Texto para análise:
++++

5 — A própria Comissão Federal do Comércio dos EUA, assim como a Academia das Ciências daquele país, já em 2003 exprimiram fundadas preocupações quanto à exagerada proliferação de patentes, registando assumidamente um constrangimento ao desenvolvimento de forças produtivas daí decorrente - que neste caso ameaça vir a instalar-se também na Europa, criando uma situação insustentável para a grande maioria das empresas deste sector.
6 — Na sequência da votação de 24 de Setembro de 2003 no Parlamento Europeu, o Conselho de Ministros da União Europeia mandou elaborar um «livro branco» para que a matéria seja reexaminada pelo Parlamento, onde se defende, designadamente, que algoritmos matemáticos e métodos de gestão atribuídos pelo Gabinete Europeu de Patentes sejam (contra a letra e o espírito da legislação em vigor) automaticamente invenções patenteáveis; que o uso de protocolos patenteados e de formatos de ficheiros para fins de interoperabilidade sejam ilegais, assim como a publicação em linguagem formal num servidor da Internet da descrição de uma ideia patenteada; etc. Estas propostas que testemunham bem a força dos grandes interesses económicos e as grandes pressões exercidas sobre os órgãos da União Europeia.
7 — Pela parte do Estado português, o Instituto Nacional da Propriedade Industrial é o organismo oficial que, a par dos organismos congéneres na maioria dos países europeus, tem vindo a elaborar a política sobre patentes e a pronunciar-se em nome do Estado p ortuguês no âmbito do referido processo em sede comunitária. Com efeito, a prática do INPI nestas (e noutras) matérias tem sido basicamente a de participar na transposição da jurisprudência emanada pelo Gabinete Europeu de Patentes, sujeitando essas propostas a processos meramente formais de consulta pública, que têm ficado aquém da participação, representatividade e credibilidade que uma matéria como esta exige e merece.
8 — Na fase actual deste processo impõe-se que Portugal, enquanto Estado-membro da União Europeia, assuma, nos vários níveis e sedes de discussão desta matéria, uma posição activa e firme - designadamente, com a intervenção do Governo no quadro do Conselho Europeu, bem como a participação do Instituto Nacional de Propriedade Industrial no âmbito do Grupo de Trabalho sobre Patentes do Conselho.
9 — A Convenção sobre a Concessão de Patentes Europeias, assinada em Munique, a 5 de Outubro de 1973, determina que «os programas de computador, em conjunto com as descobertas, teorias científicas, métodos matemáticos, criações estéticas, esquemas, regras e métodos de execução de actividades intelectuais, jogos ou actividades comerciais, assim como exposições de informação, são expressamente não considerados inventos, sendo, por isso, excluídos da patenteabilidade», concepção que não pode nem deve ser posta em causa pelo actual processo de discussão da patente comunitária.
10 — A questão central que está em causa neste processo, e nesta proposta, prende-se com a consideração - que é urgente recusar - de que o saber humano, a descoberta científica, o invento de uma nova solução ao nível da programação informática sejam domínios tratados como mercadoria, patenteáveis e comercializados numa lógica de mercantilização da própria vida.
Assim, tendo em consideração os motivos acima expostos, a Assembleia da República resolve, nos termos do n.º 5 do artigo 166.° da Constituição da República Portuguesa, recomendar ao Governo que assuma, em sede do Conselho Europeu, uma posição clara de recusa face à perspectiva de consagração das patentes de software, em defesa do desenvolvimento humano, rejeitando e combatendo a mercantilização do saber.

++++

Excertos das linhas:
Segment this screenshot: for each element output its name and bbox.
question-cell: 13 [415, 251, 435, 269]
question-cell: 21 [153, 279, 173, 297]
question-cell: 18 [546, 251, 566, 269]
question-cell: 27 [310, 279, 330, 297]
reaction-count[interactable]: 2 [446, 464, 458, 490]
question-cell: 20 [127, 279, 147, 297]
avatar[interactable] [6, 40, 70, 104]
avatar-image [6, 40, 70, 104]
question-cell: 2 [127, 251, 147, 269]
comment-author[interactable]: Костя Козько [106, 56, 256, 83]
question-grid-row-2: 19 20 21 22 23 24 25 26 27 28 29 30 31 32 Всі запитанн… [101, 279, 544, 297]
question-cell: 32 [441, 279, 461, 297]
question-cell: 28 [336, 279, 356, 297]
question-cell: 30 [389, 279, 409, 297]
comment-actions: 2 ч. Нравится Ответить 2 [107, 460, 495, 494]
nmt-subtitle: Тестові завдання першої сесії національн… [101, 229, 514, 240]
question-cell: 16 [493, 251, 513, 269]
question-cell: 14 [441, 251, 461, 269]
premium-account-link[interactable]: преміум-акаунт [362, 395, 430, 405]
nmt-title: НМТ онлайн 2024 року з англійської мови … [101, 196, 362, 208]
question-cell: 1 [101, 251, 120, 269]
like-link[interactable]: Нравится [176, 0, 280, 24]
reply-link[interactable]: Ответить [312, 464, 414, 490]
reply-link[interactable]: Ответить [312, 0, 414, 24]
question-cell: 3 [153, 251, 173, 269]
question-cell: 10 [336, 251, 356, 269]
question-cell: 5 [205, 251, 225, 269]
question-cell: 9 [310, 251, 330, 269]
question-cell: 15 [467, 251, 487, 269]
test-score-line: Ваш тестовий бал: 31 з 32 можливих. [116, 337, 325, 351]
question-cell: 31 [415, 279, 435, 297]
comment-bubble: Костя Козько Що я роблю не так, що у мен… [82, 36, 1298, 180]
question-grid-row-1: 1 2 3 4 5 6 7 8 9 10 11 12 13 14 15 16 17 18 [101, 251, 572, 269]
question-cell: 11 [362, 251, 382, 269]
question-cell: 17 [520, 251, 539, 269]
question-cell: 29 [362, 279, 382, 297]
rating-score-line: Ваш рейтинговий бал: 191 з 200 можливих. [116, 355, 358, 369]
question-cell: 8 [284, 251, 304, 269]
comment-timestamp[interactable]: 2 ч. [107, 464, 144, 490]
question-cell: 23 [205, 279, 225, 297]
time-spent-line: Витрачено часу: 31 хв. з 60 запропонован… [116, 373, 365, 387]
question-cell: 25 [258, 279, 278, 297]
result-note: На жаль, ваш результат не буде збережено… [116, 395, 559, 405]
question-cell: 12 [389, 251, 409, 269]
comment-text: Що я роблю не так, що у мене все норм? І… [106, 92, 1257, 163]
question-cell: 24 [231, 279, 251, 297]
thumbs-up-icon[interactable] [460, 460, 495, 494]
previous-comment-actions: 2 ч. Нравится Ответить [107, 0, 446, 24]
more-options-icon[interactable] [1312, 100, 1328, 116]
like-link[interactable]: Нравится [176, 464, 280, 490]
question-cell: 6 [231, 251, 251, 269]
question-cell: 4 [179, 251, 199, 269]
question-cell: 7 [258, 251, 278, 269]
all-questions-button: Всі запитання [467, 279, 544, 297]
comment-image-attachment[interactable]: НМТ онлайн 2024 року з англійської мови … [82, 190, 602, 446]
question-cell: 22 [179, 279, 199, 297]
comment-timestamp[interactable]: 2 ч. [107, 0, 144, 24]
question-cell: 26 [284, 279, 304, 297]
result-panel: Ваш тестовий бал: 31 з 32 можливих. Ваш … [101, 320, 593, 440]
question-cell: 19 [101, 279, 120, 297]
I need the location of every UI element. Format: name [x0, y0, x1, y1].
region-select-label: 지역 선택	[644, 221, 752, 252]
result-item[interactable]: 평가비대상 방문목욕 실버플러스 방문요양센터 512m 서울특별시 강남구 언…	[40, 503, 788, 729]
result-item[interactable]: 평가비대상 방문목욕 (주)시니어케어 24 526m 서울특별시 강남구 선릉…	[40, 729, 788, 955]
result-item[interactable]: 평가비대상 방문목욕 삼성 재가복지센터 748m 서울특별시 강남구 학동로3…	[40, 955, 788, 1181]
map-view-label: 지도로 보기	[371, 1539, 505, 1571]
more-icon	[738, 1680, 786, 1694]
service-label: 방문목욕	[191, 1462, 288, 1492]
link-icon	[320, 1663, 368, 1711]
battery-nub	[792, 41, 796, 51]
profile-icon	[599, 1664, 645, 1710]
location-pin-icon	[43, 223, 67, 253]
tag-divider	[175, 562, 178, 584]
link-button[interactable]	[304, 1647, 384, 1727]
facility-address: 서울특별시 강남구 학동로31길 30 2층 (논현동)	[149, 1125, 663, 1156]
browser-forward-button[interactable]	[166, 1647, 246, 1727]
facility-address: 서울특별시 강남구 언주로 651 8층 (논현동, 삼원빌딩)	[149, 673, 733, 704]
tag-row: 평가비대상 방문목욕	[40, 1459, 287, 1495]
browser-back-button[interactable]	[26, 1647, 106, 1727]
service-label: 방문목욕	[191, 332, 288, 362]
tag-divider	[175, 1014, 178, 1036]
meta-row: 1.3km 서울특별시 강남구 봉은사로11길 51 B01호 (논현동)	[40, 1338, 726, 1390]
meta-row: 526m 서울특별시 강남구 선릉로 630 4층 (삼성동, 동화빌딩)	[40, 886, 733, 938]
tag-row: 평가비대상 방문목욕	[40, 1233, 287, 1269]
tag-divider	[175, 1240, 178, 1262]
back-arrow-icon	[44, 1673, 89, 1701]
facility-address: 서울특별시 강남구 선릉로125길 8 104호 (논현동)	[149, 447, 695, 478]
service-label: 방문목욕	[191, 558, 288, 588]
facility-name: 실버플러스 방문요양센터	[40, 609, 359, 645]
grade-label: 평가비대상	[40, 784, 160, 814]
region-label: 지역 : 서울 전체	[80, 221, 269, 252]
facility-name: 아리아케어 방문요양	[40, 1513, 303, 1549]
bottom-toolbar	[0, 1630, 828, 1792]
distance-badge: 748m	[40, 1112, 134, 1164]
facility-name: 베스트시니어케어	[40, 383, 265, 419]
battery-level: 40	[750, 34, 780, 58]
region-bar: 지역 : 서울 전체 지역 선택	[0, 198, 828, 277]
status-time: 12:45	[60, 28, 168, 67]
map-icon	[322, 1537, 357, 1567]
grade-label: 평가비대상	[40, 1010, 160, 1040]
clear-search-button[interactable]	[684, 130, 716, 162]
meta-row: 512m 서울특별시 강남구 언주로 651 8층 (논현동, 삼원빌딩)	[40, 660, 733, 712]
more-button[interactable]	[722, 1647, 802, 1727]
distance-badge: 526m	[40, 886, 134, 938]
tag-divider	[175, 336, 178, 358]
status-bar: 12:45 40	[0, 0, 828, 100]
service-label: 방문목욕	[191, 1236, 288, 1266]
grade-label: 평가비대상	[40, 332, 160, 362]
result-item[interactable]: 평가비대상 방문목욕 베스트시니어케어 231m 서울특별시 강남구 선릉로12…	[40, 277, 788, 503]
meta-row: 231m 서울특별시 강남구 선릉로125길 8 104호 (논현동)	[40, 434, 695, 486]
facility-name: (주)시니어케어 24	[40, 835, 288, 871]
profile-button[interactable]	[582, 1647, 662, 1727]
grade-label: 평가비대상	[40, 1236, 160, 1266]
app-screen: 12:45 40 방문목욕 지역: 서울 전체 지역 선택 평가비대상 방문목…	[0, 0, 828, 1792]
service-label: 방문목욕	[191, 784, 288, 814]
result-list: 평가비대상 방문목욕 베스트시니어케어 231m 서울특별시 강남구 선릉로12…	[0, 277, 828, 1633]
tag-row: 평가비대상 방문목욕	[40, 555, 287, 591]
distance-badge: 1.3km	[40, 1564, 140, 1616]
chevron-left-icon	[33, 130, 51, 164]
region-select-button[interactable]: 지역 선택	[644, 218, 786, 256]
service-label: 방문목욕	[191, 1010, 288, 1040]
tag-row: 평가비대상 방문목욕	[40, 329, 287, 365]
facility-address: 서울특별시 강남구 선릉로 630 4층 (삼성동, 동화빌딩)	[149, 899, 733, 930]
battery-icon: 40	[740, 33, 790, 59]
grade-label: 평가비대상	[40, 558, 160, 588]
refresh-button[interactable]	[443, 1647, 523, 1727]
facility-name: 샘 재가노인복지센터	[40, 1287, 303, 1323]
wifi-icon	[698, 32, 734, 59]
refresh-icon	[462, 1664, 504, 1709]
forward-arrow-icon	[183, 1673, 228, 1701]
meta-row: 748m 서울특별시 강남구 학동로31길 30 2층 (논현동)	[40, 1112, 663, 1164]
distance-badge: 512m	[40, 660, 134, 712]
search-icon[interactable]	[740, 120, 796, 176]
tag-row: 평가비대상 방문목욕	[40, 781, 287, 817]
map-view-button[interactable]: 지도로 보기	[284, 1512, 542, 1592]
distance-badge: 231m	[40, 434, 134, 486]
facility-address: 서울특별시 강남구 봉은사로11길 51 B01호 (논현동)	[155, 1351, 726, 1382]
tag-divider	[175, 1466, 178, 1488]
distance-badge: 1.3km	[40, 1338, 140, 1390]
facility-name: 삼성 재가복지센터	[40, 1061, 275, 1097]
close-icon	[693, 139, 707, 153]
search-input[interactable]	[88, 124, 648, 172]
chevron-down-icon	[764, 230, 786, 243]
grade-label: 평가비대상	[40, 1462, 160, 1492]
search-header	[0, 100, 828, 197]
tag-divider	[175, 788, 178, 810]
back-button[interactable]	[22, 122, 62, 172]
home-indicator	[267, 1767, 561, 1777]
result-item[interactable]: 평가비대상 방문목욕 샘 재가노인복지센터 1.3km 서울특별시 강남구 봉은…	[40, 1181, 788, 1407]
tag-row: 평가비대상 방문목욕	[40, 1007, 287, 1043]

++++

Descrição da tarefa: Transcreva do texto sobre as patentes de software o trecho que vai de "10 — A questão" a "da própria vida.".

Solução do problema:
10 — A questão central que está em causa neste processo, e nesta proposta, prende-se com a consideração - que é urgente recusar - de que o saber humano, a descoberta científica, o invento de uma nova solução ao nível da programação informática sejam domínios tratados como mercadoria, patenteáveis e comercializados numa lógica de mercantilização da própria vida.